# [Aim]
Only lines with the word "mainshock" are needed; collect each of them from the listing below.

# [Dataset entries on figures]
**********

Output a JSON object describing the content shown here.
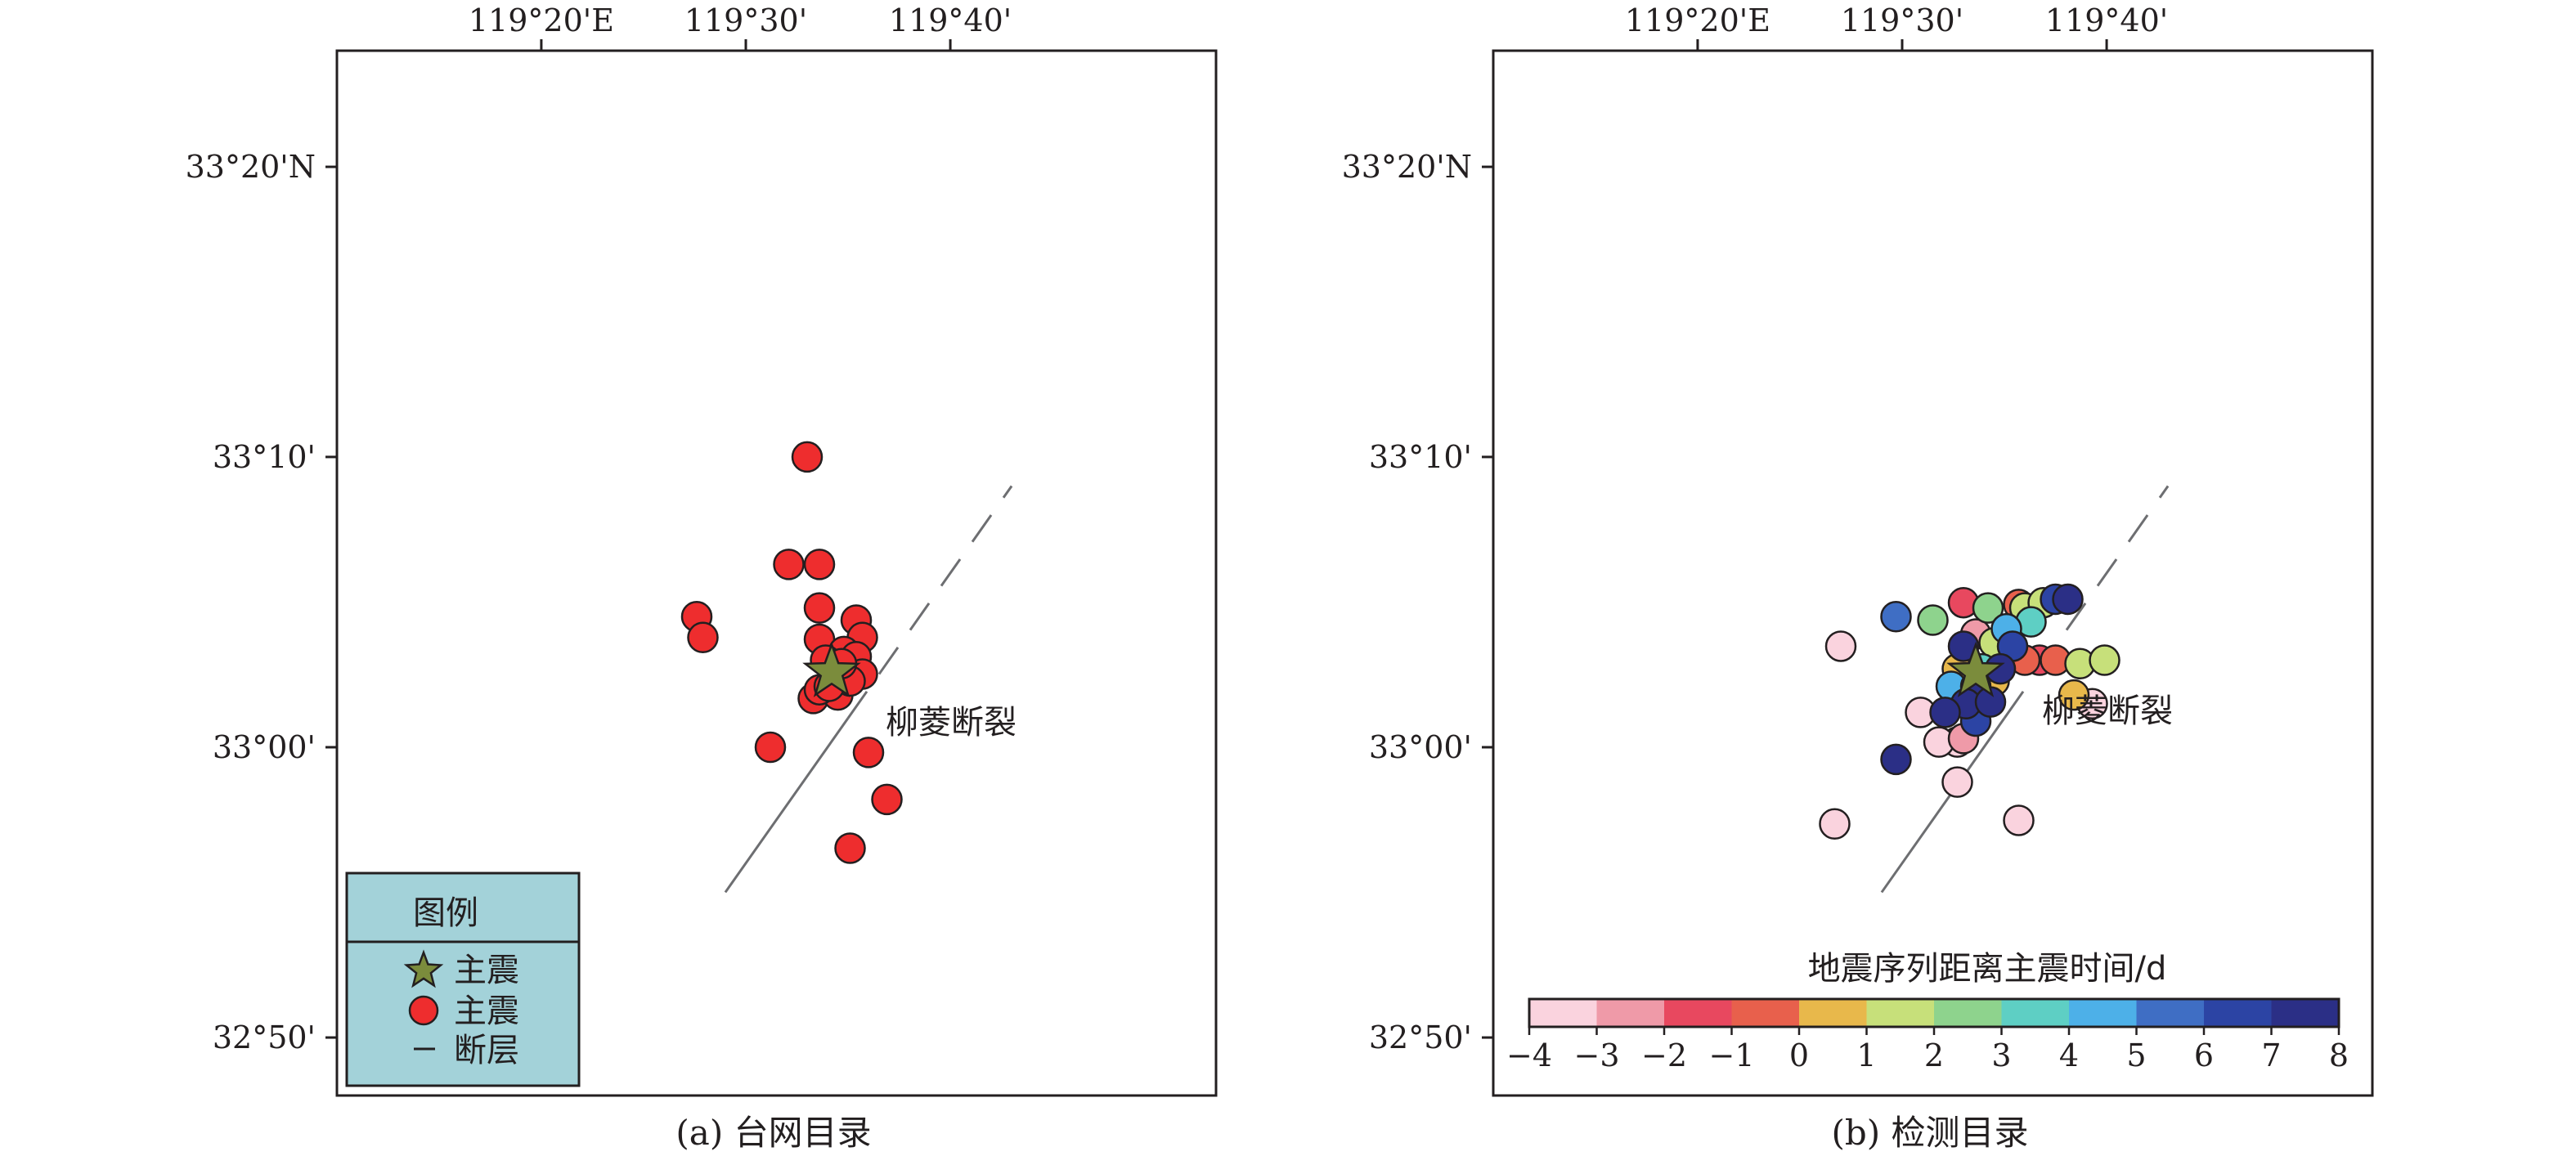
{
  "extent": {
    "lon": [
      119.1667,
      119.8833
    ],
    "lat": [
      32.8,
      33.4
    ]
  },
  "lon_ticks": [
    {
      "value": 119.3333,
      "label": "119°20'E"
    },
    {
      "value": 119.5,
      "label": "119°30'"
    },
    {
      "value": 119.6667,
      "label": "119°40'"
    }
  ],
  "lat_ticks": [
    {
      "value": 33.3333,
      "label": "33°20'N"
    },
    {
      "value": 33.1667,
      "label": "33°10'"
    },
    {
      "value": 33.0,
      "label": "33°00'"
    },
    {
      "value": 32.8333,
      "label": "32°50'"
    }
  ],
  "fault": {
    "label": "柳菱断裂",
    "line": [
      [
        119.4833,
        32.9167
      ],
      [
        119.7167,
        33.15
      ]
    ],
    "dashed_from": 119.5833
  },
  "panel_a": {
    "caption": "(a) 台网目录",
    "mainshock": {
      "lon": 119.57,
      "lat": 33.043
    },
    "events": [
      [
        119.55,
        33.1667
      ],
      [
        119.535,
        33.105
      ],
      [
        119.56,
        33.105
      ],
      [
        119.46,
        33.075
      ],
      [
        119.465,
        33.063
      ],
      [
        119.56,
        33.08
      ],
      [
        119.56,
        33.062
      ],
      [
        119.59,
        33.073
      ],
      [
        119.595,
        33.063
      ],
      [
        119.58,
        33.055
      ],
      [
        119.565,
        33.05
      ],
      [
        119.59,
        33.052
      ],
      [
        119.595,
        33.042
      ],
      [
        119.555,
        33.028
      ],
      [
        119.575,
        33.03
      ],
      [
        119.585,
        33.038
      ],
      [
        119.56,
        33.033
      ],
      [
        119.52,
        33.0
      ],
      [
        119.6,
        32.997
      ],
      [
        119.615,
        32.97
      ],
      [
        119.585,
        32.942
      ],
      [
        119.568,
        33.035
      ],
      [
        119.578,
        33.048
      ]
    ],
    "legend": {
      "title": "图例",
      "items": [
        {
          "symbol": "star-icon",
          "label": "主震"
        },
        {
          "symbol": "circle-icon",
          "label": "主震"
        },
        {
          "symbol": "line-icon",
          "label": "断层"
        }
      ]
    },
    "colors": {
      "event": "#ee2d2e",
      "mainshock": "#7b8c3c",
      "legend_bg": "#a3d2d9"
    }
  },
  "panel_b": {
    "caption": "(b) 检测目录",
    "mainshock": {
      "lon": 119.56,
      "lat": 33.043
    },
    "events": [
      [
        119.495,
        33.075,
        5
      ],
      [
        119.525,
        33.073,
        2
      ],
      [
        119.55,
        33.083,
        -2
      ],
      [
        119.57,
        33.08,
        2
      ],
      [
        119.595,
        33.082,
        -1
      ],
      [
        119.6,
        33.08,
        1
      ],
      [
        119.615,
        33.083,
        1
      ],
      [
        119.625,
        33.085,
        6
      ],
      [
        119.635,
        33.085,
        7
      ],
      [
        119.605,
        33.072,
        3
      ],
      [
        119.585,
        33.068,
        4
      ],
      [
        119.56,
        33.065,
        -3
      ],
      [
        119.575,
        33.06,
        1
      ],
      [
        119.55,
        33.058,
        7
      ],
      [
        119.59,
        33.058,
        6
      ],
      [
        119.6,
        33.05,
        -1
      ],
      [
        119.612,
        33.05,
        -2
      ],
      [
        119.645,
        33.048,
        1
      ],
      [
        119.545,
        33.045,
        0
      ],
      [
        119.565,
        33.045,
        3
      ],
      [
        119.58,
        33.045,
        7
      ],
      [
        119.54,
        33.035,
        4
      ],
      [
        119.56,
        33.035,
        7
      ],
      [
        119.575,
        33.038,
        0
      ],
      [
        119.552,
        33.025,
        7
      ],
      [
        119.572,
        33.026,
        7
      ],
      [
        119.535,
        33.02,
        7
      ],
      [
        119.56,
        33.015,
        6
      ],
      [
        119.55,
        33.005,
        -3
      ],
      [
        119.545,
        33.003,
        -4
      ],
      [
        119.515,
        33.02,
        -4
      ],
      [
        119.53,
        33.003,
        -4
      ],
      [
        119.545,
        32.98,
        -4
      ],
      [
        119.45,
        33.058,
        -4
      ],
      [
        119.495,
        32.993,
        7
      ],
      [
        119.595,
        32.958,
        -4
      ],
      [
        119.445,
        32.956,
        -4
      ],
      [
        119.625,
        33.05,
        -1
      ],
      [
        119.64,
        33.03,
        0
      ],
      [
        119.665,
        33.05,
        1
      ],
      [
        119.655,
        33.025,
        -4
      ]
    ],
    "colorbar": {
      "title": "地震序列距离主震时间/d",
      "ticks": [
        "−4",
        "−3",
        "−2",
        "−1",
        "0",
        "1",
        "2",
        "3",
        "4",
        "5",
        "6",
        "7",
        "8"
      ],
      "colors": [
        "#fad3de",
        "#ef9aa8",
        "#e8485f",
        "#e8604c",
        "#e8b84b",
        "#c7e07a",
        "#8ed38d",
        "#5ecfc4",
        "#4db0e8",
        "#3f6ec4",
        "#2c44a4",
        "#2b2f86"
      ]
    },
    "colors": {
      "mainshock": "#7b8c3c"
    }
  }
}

**********

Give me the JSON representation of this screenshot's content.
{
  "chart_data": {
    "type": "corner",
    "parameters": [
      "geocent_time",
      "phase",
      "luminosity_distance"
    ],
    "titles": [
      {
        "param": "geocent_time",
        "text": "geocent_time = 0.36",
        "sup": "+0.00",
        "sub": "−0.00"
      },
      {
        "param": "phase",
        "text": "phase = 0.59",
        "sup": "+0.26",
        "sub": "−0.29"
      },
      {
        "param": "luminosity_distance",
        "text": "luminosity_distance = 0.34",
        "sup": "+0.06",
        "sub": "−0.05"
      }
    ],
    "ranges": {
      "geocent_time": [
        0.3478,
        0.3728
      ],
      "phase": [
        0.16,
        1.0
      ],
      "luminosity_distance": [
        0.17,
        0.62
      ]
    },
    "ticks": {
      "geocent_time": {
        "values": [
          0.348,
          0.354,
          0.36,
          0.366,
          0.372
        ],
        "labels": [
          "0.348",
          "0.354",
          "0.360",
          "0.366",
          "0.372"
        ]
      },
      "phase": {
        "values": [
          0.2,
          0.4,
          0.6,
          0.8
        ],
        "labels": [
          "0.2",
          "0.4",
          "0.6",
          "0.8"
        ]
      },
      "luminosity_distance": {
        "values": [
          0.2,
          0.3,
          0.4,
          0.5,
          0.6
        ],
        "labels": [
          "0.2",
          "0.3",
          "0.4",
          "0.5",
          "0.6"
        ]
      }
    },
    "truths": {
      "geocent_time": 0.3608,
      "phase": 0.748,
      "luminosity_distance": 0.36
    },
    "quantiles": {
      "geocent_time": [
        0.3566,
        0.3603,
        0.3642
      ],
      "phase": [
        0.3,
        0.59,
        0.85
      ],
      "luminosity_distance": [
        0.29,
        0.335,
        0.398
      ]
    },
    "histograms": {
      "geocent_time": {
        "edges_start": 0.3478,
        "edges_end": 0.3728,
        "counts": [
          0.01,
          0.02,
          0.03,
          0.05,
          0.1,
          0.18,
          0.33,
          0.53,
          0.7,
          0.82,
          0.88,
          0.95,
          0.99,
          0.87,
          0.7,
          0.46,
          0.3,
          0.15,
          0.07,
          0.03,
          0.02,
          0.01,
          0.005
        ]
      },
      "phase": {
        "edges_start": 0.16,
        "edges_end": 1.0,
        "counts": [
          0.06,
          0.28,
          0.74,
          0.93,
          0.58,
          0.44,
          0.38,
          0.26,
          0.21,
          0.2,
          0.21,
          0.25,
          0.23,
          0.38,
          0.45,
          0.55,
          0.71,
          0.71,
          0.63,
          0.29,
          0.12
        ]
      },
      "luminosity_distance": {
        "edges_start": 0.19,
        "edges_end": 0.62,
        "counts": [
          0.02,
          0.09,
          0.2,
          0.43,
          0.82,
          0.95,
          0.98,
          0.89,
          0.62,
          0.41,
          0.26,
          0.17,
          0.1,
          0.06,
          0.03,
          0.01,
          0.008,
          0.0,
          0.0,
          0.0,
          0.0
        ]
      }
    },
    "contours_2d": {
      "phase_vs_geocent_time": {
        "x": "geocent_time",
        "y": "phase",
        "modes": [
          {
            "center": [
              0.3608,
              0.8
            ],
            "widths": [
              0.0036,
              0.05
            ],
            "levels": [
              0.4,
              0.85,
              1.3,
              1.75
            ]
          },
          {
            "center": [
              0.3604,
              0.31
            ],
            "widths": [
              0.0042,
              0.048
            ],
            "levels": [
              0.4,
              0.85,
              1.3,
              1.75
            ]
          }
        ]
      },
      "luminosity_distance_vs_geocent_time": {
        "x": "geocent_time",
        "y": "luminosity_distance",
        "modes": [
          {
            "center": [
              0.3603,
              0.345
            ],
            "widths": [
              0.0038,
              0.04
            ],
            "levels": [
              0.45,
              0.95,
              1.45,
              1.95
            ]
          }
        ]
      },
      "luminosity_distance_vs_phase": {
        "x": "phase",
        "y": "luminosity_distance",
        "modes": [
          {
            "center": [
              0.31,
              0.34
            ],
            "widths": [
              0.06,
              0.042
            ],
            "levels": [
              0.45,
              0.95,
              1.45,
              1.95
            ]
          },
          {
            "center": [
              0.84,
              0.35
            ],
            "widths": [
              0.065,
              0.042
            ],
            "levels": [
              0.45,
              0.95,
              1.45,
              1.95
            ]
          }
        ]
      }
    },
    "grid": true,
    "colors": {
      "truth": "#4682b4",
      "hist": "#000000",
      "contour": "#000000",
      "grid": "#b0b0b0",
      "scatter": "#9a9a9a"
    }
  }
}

**********

# [Solution to the problem]
    "mainshock": {
      "mainshock": "#7b8c3c",
    "mainshock": {
      "mainshock": "#7b8c3c"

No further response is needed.